Records supplied:
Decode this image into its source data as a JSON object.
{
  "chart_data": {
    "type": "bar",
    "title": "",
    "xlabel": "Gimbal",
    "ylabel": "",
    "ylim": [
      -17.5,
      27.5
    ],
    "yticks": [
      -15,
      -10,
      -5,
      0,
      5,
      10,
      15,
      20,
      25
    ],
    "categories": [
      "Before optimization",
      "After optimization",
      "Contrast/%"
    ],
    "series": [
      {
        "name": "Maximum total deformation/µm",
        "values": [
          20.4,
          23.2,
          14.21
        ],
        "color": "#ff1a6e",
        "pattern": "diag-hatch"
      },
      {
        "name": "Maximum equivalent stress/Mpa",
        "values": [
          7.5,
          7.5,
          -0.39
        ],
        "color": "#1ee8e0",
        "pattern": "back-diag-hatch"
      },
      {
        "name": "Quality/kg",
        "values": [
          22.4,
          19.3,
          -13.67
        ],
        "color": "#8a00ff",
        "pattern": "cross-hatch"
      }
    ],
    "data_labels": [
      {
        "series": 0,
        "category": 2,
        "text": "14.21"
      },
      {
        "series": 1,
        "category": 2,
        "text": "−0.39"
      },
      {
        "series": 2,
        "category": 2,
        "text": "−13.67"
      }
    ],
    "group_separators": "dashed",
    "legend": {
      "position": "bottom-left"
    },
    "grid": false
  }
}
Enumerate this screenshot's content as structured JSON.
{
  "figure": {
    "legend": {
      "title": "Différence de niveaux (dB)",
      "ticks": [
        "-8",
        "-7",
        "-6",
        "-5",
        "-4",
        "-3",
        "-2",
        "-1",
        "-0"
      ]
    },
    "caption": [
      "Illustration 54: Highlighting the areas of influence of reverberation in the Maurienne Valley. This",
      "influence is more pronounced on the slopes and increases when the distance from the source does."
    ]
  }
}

Brief: Where does the word "hatch" appear? Return each line that holds it.

Solution to the exercise:
        "pattern": "diag-hatch"
        "pattern": "back-diag-hatch"
        "pattern": "cross-hatch"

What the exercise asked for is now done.